=== SUPPLIED MATERIAL ===

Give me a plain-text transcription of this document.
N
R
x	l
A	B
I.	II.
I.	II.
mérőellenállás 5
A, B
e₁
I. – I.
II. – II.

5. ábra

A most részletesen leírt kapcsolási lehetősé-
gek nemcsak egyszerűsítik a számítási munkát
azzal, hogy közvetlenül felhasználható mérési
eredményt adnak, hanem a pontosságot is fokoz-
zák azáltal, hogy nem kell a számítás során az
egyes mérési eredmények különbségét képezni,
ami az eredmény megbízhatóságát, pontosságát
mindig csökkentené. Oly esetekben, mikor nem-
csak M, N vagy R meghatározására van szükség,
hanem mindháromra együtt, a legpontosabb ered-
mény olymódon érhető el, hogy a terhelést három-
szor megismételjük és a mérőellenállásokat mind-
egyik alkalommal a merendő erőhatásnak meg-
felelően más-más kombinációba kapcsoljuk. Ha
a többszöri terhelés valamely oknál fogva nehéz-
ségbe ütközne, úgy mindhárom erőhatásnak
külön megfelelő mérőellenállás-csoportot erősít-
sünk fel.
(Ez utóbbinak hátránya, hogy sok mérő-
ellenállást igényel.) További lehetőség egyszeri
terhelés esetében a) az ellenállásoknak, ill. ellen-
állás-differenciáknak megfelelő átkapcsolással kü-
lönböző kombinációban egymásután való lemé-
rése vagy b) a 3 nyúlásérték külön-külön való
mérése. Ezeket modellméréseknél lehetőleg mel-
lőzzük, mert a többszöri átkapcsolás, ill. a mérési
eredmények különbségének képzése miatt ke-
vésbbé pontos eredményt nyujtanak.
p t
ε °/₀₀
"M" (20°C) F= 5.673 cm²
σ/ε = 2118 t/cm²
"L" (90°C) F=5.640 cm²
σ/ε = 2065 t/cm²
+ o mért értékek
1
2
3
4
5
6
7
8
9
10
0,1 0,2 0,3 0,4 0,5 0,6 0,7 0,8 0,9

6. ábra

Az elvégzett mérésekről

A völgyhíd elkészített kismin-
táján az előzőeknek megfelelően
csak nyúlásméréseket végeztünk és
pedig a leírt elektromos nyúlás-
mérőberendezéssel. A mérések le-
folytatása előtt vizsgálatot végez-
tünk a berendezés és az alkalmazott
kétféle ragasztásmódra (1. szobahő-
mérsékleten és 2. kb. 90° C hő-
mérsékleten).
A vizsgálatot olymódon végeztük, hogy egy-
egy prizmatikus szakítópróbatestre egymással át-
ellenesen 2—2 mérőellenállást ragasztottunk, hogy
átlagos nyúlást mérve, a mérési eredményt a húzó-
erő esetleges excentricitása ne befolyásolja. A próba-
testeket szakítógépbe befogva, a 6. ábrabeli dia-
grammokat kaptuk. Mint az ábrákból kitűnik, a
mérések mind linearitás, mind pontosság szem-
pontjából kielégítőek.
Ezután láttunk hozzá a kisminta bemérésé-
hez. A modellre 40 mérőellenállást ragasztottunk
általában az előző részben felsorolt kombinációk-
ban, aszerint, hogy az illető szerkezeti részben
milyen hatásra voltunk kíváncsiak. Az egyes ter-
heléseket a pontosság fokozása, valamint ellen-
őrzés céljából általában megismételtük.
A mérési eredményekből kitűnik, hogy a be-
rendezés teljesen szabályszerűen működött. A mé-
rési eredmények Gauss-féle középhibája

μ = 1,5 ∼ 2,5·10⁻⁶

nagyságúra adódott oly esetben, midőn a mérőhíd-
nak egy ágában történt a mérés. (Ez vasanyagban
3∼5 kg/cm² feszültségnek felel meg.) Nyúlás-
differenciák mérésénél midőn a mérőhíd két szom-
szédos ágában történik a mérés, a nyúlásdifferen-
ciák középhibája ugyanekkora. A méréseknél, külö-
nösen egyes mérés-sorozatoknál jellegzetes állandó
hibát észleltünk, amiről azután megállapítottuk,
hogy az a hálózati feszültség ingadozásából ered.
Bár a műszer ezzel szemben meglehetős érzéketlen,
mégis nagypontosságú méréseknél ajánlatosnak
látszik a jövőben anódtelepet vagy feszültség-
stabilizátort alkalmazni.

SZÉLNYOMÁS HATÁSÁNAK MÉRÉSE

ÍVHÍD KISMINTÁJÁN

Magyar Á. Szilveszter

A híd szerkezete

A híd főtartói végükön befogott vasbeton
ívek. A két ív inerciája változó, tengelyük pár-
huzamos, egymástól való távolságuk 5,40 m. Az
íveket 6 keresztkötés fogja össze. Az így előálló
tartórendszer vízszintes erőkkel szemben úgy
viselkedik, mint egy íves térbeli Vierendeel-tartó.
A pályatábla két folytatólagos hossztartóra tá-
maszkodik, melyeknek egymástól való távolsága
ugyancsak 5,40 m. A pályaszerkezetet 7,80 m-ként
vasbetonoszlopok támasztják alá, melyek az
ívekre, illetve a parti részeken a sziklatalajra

===

* **TASK BRIEF**: Reproduce the material precisely, including every line.

* **RESPONSE FOR THIS EXERCISE**:
Give me a plain-text transcription of this document.
N
R
x	l
A	B
I.	II.
I.	II.
mérőellenállás 5
A, B
e₁
I. – I.
II. – II.

5. ábra

A most részletesen leírt kapcsolási lehetősé-
gek nemcsak egyszerűsítik a számítási munkát
azzal, hogy közvetlenül felhasználható mérési
eredményt adnak, hanem a pontosságot is fokoz-
zák azáltal, hogy nem kell a számítás során az
egyes mérési eredmények különbségét képezni,
ami az eredmény megbízhatóságát, pontosságát
mindig csökkentené. Oly esetekben, mikor nem-
csak M, N vagy R meghatározására van szükség,
hanem mindháromra együtt, a legpontosabb ered-
mény olymódon érhető el, hogy a terhelést három-
szor megismételjük és a mérőellenállásokat mind-
egyik alkalommal a merendő erőhatásnak meg-
felelően más-más kombinációba kapcsoljuk. Ha
a többszöri terhelés valamely oknál fogva nehéz-
ségbe ütközne, úgy mindhárom erőhatásnak
külön megfelelő mérőellenállás-csoportot erősít-
sünk fel.
(Ez utóbbinak hátránya, hogy sok mérő-
ellenállást igényel.) További lehetőség egyszeri
terhelés esetében a) az ellenállásoknak, ill. ellen-
állás-differenciáknak megfelelő átkapcsolással kü-
lönböző kombinációban egymásután való lemé-
rése vagy b) a 3 nyúlásérték külön-külön való
mérése. Ezeket modellméréseknél lehetőleg mel-
lőzzük, mert a többszöri átkapcsolás, ill. a mérési
eredmények különbségének képzése miatt ke-
vésbbé pontos eredményt nyujtanak.
p t
ε °/₀₀
"M" (20°C) F= 5.673 cm²
σ/ε = 2118 t/cm²
"L" (90°C) F=5.640 cm²
σ/ε = 2065 t/cm²
+ o mért értékek
1
2
3
4
5
6
7
8
9
10
0,1 0,2 0,3 0,4 0,5 0,6 0,7 0,8 0,9

6. ábra

Az elvégzett mérésekről

A völgyhíd elkészített kismin-
táján az előzőeknek megfelelően
csak nyúlásméréseket végeztünk és
pedig a leírt elektromos nyúlás-
mérőberendezéssel. A mérések le-
folytatása előtt vizsgálatot végez-
tünk a berendezés és az alkalmazott
kétféle ragasztásmódra (1. szobahő-
mérsékleten és 2. kb. 90° C hő-
mérsékleten).
A vizsgálatot olymódon végeztük, hogy egy-
egy prizmatikus szakítópróbatestre egymással át-
ellenesen 2—2 mérőellenállást ragasztottunk, hogy
átlagos nyúlást mérve, a mérési eredményt a húzó-
erő esetleges excentricitása ne befolyásolja. A próba-
testeket szakítógépbe befogva, a 6. ábrabeli dia-
grammokat kaptuk. Mint az ábrákból kitűnik, a
mérések mind linearitás, mind pontosság szem-
pontjából kielégítőek.
Ezután láttunk hozzá a kisminta bemérésé-
hez. A modellre 40 mérőellenállást ragasztottunk
általában az előző részben felsorolt kombinációk-
ban, aszerint, hogy az illető szerkezeti részben
milyen hatásra voltunk kíváncsiak. Az egyes ter-
heléseket a pontosság fokozása, valamint ellen-
őrzés céljából általában megismételtük.
A mérési eredményekből kitűnik, hogy a be-
rendezés teljesen szabályszerűen működött. A mé-
rési eredmények Gauss-féle középhibája

μ = 1,5 ∼ 2,5·10⁻⁶

nagyságúra adódott oly esetben, midőn a mérőhíd-
nak egy ágában történt a mérés. (Ez vasanyagban
3∼5 kg/cm² feszültségnek felel meg.) Nyúlás-
differenciák mérésénél midőn a mérőhíd két szom-
szédos ágában történik a mérés, a nyúlásdifferen-
ciák középhibája ugyanekkora. A méréseknél, külö-
nösen egyes mérés-sorozatoknál jellegzetes állandó
hibát észleltünk, amiről azután megállapítottuk,
hogy az a hálózati feszültség ingadozásából ered.
Bár a műszer ezzel szemben meglehetős érzéketlen,
mégis nagypontosságú méréseknél ajánlatosnak
látszik a jövőben anódtelepet vagy feszültség-
stabilizátort alkalmazni.

SZÉLNYOMÁS HATÁSÁNAK MÉRÉSE

ÍVHÍD KISMINTÁJÁN

Magyar Á. Szilveszter

A híd szerkezete

A híd főtartói végükön befogott vasbeton
ívek. A két ív inerciája változó, tengelyük pár-
huzamos, egymástól való távolságuk 5,40 m. Az
íveket 6 keresztkötés fogja össze. Az így előálló
tartórendszer vízszintes erőkkel szemben úgy
viselkedik, mint egy íves térbeli Vierendeel-tartó.
A pályatábla két folytatólagos hossztartóra tá-
maszkodik, melyeknek egymástól való távolsága
ugyancsak 5,40 m. A pályaszerkezetet 7,80 m-ként
vasbetonoszlopok támasztják alá, melyek az
ívekre, illetve a parti részeken a sziklatalajra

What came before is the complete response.